• _Requirement_
Report back each line of the records that contains the string "serra".

A block of data
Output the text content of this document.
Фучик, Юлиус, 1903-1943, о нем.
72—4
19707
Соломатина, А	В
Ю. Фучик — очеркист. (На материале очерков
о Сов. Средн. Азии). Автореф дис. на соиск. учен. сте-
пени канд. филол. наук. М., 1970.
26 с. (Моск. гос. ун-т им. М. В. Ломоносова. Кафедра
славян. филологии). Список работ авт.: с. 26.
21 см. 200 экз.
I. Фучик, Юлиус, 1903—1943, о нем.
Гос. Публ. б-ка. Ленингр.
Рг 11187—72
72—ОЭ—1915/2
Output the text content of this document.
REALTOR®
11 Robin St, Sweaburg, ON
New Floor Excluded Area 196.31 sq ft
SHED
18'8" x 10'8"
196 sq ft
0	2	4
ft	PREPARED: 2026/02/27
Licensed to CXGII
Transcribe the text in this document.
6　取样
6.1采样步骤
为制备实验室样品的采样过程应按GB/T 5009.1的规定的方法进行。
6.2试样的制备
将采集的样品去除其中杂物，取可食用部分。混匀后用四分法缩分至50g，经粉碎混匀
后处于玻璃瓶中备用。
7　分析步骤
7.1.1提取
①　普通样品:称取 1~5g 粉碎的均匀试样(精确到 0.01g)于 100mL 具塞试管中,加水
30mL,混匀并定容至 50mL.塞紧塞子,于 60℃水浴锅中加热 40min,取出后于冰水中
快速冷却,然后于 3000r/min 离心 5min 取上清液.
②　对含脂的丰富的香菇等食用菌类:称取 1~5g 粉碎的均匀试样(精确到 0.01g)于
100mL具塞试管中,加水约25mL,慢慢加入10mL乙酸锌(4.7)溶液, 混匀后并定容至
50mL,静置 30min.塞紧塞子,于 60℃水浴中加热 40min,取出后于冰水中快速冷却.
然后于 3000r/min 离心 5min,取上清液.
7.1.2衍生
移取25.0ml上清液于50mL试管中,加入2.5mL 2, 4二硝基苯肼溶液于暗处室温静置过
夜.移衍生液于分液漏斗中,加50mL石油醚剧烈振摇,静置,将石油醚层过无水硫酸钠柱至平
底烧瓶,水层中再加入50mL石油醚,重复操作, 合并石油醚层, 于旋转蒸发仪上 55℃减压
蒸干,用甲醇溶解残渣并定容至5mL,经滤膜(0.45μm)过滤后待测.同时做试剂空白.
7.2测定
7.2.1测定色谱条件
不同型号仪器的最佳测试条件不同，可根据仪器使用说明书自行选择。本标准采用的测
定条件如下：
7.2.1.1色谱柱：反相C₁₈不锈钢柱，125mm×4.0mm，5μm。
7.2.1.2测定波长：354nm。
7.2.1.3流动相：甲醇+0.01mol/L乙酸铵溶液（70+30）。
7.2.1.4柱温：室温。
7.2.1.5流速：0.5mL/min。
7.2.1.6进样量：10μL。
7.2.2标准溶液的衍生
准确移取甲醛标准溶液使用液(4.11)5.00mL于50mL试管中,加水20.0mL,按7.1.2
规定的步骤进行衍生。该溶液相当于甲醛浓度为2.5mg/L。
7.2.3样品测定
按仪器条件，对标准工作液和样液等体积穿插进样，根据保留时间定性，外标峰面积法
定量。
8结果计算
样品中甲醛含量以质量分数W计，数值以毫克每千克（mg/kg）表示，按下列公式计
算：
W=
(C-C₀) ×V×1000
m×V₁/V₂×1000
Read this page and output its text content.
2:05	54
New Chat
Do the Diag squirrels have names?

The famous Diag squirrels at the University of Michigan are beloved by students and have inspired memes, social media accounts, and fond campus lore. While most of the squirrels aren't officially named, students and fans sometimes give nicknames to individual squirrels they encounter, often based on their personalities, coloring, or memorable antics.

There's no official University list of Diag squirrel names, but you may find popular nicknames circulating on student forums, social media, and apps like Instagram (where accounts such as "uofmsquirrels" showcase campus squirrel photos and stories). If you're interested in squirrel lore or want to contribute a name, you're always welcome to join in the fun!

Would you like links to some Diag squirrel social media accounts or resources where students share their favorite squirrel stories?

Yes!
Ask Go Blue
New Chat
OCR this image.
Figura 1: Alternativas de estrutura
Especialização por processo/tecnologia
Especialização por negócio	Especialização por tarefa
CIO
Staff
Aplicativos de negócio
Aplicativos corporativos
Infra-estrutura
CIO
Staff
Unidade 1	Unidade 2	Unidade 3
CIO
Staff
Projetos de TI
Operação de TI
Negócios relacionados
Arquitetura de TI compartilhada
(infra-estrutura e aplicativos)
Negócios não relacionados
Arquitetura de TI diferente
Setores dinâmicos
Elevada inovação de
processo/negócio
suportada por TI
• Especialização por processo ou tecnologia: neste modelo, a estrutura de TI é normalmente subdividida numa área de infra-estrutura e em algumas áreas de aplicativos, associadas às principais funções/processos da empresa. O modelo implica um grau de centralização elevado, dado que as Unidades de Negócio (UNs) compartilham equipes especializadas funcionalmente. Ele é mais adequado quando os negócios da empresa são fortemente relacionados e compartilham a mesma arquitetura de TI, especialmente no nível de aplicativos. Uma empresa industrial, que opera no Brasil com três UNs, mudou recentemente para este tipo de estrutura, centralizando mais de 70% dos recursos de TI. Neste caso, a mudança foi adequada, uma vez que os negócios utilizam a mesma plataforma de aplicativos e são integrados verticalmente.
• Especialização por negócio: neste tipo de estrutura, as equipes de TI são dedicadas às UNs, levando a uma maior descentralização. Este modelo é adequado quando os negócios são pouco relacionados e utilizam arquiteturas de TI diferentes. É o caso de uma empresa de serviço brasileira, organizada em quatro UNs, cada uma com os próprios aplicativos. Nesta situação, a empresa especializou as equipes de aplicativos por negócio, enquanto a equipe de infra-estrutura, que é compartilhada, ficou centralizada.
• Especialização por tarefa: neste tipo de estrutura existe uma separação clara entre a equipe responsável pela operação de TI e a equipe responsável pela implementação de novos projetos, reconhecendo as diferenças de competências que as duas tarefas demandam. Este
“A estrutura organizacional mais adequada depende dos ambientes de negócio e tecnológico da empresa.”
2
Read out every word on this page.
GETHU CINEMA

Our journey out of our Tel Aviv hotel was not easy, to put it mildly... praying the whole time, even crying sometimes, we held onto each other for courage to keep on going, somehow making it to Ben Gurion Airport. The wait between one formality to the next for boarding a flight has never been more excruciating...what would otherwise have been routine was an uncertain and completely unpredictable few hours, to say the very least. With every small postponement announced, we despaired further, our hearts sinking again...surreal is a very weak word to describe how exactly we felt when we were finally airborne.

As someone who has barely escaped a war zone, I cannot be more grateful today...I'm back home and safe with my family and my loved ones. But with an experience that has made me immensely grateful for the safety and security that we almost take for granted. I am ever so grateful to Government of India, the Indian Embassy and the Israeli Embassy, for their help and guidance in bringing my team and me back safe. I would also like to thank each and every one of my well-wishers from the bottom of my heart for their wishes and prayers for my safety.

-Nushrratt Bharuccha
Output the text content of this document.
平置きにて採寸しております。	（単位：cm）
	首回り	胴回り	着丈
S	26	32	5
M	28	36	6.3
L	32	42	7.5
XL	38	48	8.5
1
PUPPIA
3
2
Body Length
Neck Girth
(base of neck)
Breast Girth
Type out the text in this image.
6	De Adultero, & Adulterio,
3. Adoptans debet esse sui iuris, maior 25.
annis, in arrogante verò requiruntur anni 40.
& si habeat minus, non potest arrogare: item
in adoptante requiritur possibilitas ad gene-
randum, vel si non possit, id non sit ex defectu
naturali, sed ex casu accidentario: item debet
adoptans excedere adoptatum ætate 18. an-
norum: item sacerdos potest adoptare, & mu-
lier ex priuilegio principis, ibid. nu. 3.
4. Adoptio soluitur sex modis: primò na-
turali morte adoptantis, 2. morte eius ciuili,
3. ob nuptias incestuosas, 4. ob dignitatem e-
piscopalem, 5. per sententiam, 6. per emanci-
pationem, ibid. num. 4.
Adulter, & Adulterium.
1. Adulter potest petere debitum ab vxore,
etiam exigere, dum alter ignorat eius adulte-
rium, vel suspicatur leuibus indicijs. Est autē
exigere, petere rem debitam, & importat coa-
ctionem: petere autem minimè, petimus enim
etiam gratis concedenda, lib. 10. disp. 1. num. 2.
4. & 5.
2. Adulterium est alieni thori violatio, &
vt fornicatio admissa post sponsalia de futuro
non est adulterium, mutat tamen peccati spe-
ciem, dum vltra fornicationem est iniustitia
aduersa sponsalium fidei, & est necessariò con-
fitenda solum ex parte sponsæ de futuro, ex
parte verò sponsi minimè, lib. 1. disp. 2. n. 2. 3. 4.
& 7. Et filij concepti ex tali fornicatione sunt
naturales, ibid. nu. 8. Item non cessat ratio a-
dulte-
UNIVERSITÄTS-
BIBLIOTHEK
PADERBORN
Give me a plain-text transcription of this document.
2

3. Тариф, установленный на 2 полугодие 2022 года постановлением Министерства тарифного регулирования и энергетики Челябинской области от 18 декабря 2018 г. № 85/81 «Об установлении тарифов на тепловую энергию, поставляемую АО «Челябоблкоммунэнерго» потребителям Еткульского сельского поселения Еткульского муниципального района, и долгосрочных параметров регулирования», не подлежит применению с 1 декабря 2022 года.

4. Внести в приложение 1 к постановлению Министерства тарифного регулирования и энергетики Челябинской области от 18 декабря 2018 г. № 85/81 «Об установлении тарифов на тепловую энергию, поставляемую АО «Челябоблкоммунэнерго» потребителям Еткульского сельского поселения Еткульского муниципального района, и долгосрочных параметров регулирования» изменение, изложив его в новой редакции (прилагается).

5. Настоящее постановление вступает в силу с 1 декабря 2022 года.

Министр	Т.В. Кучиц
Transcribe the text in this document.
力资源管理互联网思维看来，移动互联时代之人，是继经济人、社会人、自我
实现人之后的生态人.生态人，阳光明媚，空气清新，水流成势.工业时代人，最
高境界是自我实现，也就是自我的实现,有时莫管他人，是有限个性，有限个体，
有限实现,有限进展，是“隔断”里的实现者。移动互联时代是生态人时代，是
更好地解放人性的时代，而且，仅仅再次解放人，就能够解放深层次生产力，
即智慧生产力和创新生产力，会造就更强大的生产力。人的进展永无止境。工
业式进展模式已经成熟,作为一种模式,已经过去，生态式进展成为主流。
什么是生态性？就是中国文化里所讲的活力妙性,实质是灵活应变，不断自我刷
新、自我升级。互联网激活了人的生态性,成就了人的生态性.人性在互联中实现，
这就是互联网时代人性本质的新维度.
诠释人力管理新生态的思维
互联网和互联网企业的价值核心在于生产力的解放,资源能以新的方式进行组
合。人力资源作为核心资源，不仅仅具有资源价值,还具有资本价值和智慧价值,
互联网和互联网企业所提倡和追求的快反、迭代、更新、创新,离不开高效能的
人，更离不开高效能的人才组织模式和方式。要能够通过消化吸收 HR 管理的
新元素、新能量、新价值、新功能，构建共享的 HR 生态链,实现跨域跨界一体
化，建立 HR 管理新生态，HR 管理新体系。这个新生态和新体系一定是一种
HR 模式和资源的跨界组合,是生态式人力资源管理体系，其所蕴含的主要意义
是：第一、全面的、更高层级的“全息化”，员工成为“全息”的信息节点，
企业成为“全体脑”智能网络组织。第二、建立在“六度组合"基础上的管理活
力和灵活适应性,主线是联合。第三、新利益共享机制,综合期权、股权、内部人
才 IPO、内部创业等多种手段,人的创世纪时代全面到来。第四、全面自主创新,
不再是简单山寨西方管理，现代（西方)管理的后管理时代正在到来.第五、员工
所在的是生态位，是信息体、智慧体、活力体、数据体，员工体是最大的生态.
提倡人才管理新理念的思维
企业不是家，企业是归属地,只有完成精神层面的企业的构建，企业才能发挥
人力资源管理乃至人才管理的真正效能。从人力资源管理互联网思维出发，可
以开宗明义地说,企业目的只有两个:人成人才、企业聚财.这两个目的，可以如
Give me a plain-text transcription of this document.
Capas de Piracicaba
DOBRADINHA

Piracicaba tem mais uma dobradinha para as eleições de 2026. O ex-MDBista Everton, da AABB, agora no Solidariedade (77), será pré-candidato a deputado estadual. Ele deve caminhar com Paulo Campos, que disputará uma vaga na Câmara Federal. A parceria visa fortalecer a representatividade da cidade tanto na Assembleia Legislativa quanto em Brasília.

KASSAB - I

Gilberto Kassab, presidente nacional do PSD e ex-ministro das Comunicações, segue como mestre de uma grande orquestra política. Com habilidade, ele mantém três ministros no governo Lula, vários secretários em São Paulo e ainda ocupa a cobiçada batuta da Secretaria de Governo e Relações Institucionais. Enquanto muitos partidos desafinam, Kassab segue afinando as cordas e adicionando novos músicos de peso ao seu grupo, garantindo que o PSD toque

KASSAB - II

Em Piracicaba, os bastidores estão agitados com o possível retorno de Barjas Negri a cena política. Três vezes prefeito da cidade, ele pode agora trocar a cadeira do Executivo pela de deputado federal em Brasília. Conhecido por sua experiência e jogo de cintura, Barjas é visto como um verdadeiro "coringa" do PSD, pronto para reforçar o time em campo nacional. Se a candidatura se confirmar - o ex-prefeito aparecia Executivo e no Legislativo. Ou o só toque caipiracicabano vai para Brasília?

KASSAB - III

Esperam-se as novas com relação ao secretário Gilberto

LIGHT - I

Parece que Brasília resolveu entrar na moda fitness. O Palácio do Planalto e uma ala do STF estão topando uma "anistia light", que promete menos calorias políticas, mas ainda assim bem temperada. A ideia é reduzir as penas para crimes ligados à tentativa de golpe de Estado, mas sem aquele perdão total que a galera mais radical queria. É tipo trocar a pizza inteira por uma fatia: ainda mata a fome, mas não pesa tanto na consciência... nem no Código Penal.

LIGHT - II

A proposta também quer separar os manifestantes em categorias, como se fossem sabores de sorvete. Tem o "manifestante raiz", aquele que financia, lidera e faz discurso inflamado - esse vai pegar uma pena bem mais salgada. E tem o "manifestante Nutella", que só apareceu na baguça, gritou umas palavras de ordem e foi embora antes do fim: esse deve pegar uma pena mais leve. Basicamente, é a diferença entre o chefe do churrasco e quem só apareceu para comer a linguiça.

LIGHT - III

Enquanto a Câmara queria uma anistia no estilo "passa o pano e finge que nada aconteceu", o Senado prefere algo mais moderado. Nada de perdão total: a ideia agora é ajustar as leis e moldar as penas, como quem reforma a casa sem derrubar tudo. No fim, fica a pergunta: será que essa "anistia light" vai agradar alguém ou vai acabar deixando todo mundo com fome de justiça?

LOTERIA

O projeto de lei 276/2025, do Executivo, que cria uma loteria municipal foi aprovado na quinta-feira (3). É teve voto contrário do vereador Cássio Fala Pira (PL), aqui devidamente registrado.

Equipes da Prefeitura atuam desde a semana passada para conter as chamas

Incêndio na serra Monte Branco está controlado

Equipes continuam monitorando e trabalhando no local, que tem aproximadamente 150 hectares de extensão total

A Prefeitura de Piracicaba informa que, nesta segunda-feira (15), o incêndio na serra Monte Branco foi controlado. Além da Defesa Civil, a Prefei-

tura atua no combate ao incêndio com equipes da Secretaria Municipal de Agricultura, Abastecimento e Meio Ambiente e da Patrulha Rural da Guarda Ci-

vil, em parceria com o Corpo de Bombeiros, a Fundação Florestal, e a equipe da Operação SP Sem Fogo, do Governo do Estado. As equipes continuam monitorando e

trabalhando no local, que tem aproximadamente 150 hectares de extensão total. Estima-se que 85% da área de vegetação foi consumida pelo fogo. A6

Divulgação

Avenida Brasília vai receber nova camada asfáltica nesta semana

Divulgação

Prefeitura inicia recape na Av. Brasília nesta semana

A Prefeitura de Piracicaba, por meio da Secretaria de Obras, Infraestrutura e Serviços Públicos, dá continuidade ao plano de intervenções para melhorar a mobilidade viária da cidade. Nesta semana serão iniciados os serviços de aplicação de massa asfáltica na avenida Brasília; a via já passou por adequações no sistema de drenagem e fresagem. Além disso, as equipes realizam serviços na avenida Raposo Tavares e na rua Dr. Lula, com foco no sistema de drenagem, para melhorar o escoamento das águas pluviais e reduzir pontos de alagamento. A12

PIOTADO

• _In response_
Incêndio na serra Monte Branco está controlado
A Prefeitura de Piracicaba informa que, nesta segunda-feira (15), o incêndio na serra Monte Branco foi controlado. Além da Defesa Civil, a Prefei-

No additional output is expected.